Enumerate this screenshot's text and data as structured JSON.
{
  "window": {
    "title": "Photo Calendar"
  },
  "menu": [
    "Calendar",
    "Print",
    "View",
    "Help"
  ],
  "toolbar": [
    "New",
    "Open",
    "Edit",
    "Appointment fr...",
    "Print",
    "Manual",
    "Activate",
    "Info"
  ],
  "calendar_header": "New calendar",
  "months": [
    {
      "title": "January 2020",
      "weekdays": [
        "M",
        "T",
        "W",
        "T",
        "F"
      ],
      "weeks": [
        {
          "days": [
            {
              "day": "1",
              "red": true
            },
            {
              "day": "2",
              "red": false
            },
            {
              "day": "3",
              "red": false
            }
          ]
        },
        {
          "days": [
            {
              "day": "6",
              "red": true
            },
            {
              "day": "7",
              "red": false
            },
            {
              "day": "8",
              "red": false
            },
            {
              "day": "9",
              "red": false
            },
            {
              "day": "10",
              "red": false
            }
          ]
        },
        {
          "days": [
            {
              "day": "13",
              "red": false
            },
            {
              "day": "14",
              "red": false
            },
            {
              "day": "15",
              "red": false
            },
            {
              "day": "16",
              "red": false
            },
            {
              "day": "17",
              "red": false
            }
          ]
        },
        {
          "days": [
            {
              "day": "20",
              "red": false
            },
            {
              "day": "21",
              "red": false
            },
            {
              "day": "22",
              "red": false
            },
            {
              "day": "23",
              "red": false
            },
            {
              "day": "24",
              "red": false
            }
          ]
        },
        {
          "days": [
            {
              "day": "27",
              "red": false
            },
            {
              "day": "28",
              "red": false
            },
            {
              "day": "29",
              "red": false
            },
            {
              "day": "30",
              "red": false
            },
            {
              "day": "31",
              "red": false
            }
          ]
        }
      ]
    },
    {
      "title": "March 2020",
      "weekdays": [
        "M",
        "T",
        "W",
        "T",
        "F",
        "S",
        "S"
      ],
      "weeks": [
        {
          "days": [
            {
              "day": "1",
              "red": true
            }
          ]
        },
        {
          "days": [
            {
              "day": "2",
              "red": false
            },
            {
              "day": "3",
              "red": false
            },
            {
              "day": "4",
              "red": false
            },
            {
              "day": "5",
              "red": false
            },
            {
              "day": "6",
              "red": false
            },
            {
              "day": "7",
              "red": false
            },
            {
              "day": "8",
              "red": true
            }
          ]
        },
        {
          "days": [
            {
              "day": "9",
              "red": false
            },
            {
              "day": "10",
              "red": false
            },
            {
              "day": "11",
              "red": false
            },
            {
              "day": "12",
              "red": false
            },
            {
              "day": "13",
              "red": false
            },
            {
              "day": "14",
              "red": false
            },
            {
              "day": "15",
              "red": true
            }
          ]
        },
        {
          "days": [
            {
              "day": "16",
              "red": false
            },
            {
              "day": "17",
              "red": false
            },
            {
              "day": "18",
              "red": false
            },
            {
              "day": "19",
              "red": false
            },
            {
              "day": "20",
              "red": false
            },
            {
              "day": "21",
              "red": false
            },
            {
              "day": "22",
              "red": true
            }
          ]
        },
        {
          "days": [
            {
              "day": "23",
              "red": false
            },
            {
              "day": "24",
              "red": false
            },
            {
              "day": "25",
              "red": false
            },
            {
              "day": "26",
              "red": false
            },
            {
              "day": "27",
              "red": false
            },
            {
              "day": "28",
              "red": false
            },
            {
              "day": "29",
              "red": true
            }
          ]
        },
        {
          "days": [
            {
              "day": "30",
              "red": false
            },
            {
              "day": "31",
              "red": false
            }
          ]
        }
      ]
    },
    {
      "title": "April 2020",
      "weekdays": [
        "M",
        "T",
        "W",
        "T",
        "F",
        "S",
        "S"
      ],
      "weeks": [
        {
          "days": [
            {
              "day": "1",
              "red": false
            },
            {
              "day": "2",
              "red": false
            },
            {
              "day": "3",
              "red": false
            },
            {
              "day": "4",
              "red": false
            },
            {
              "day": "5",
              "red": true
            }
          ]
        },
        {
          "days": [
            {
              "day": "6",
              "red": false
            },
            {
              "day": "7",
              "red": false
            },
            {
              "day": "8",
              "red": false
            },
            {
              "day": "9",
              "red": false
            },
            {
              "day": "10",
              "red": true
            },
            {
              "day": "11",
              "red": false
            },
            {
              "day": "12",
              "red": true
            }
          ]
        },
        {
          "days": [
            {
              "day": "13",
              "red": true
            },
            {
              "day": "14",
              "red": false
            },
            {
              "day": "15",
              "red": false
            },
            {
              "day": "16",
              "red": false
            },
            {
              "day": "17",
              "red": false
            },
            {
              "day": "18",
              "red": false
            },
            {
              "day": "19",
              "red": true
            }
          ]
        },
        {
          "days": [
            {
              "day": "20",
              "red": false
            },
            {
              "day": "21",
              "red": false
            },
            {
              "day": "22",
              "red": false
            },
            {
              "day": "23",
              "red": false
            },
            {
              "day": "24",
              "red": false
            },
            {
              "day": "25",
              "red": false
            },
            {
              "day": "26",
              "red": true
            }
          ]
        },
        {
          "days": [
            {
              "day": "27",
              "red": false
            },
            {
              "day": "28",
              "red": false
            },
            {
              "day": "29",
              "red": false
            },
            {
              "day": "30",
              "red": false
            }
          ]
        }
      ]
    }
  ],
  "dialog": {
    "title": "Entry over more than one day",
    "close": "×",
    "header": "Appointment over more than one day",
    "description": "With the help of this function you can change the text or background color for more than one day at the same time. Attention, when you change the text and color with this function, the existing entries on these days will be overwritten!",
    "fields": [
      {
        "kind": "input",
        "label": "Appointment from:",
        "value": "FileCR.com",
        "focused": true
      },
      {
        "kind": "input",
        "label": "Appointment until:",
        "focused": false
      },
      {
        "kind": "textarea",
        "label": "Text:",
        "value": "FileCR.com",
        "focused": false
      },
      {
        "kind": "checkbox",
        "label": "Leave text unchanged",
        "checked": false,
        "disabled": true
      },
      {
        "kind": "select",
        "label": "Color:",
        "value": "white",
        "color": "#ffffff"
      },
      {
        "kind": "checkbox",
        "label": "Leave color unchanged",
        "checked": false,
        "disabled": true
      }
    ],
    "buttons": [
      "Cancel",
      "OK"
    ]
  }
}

◆ **Goal**:
Write out every entry exactly as given.

◆ **Solution to this problem**:
Enumerate this screenshot's text and data as structured JSON.
{
  "window": {
    "title": "Photo Calendar"
  },
  "menu": [
    "Calendar",
    "Print",
    "View",
    "Help"
  ],
  "toolbar": [
    "New",
    "Open",
    "Edit",
    "Appointment fr...",
    "Print",
    "Manual",
    "Activate",
    "Info"
  ],
  "calendar_header": "New calendar",
  "months": [
    {
      "title": "January 2020",
      "weekdays": [
        "M",
        "T",
        "W",
        "T",
        "F"
      ],
      "weeks": [
        {
          "days": [
            {
              "day": "1",
              "red": true
            },
            {
              "day": "2",
              "red": false
            },
            {
              "day": "3",
              "red": false
            }
          ]
        },
        {
          "days": [
            {
              "day": "6",
              "red": true
            },
            {
              "day": "7",
              "red": false
            },
            {
              "day": "8",
              "red": false
            },
            {
              "day": "9",
              "red": false
            },
            {
              "day": "10",
              "red": false
            }
          ]
        },
        {
          "days": [
            {
              "day": "13",
              "red": false
            },
            {
              "day": "14",
              "red": false
            },
            {
              "day": "15",
              "red": false
            },
            {
              "day": "16",
              "red": false
            },
            {
              "day": "17",
              "red": false
            }
          ]
        },
        {
          "days": [
            {
              "day": "20",
              "red": false
            },
            {
              "day": "21",
              "red": false
            },
            {
              "day": "22",
              "red": false
            },
            {
              "day": "23",
              "red": false
            },
            {
              "day": "24",
              "red": false
            }
          ]
        },
        {
          "days": [
            {
              "day": "27",
              "red": false
            },
            {
              "day": "28",
              "red": false
            },
            {
              "day": "29",
              "red": false
            },
            {
              "day": "30",
              "red": false
            },
            {
              "day": "31",
              "red": false
            }
          ]
        }
      ]
    },
    {
      "title": "March 2020",
      "weekdays": [
        "M",
        "T",
        "W",
        "T",
        "F",
        "S",
        "S"
      ],
      "weeks": [
        {
          "days": [
            {
              "day": "1",
              "red": true
            }
          ]
        },
        {
          "days": [
            {
              "day": "2",
              "red": false
            },
            {
              "day": "3",
              "red": false
            },
            {
              "day": "4",
              "red": false
            },
            {
              "day": "5",
              "red": false
            },
            {
              "day": "6",
              "red": false
            },
            {
              "day": "7",
              "red": false
            },
            {
              "day": "8",
              "red": true
            }
          ]
        },
        {
          "days": [
            {
              "day": "9",
              "red": false
            },
            {
              "day": "10",
              "red": false
            },
            {
              "day": "11",
              "red": false
            },
            {
              "day": "12",
              "red": false
            },
            {
              "day": "13",
              "red": false
            },
            {
              "day": "14",
              "red": false
            },
            {
              "day": "15",
              "red": true
            }
          ]
        },
        {
          "days": [
            {
              "day": "16",
              "red": false
            },
            {
              "day": "17",
              "red": false
            },
            {
              "day": "18",
              "red": false
            },
            {
              "day": "19",
              "red": false
            },
            {
              "day": "20",
              "red": false
            },
            {
              "day": "21",
              "red": false
            },
            {
              "day": "22",
              "red": true
            }
          ]
        },
        {
          "days": [
            {
              "day": "23",
              "red": false
            },
            {
              "day": "24",
              "red": false
            },
            {
              "day": "25",
              "red": false
            },
            {
              "day": "26",
              "red": false
            },
            {
              "day": "27",
              "red": false
            },
            {
              "day": "28",
              "red": false
            },
            {
              "day": "29",
              "red": true
            }
          ]
        },
        {
          "days": [
            {
              "day": "30",
              "red": false
            },
            {
              "day": "31",
              "red": false
            }
          ]
        }
      ]
    },
    {
      "title": "April 2020",
      "weekdays": [
        "M",
        "T",
        "W",
        "T",
        "F",
        "S",
        "S"
      ],
      "weeks": [
        {
          "days": [
            {
              "day": "1",
              "red": false
            },
            {
              "day": "2",
              "red": false
            },
            {
              "day": "3",
              "red": false
            },
            {
              "day": "4",
              "red": false
            },
            {
              "day": "5",
              "red": true
            }
          ]
        },
        {
          "days": [
            {
              "day": "6",
              "red": false
            },
            {
              "day": "7",
              "red": false
            },
            {
              "day": "8",
              "red": false
            },
            {
              "day": "9",
              "red": false
            },
            {
              "day": "10",
              "red": true
            },
            {
              "day": "11",
              "red": false
            },
            {
              "day": "12",
              "red": true
            }
          ]
        },
        {
          "days": [
            {
              "day": "13",
              "red": true
            },
            {
              "day": "14",
              "red": false
            },
            {
              "day": "15",
              "red": false
            },
            {
              "day": "16",
              "red": false
            },
            {
              "day": "17",
              "red": false
            },
            {
              "day": "18",
              "red": false
            },
            {
              "day": "19",
              "red": true
            }
          ]
        },
        {
          "days": [
            {
              "day": "20",
              "red": false
            },
            {
              "day": "21",
              "red": false
            },
            {
              "day": "22",
              "red": false
            },
            {
              "day": "23",
              "red": false
            },
            {
              "day": "24",
              "red": false
            },
            {
              "day": "25",
              "red": false
            },
            {
              "day": "26",
              "red": true
            }
          ]
        },
        {
          "days": [
            {
              "day": "27",
              "red": false
            },
            {
              "day": "28",
              "red": false
            },
            {
              "day": "29",
              "red": false
            },
            {
              "day": "30",
              "red": false
            }
          ]
        }
      ]
    }
  ],
  "dialog": {
    "title": "Entry over more than one day",
    "close": "×",
    "header": "Appointment over more than one day",
    "description": "With the help of this function you can change the text or background color for more than one day at the same time. Attention, when you change the text and color with this function, the existing entries on these days will be overwritten!",
    "fields": [
      {
        "kind": "input",
        "label": "Appointment from:",
        "value": "FileCR.com",
        "focused": true
      },
      {
        "kind": "input",
        "label": "Appointment until:",
        "focused": false
      },
      {
        "kind": "textarea",
        "label": "Text:",
        "value": "FileCR.com",
        "focused": false
      },
      {
        "kind": "checkbox",
        "label": "Leave text unchanged",
        "checked": false,
        "disabled": true
      },
      {
        "kind": "select",
        "label": "Color:",
        "value": "white",
        "color": "#ffffff"
      },
      {
        "kind": "checkbox",
        "label": "Leave color unchanged",
        "checked": false,
        "disabled": true
      }
    ],
    "buttons": [
      "Cancel",
      "OK"
    ]
  }
}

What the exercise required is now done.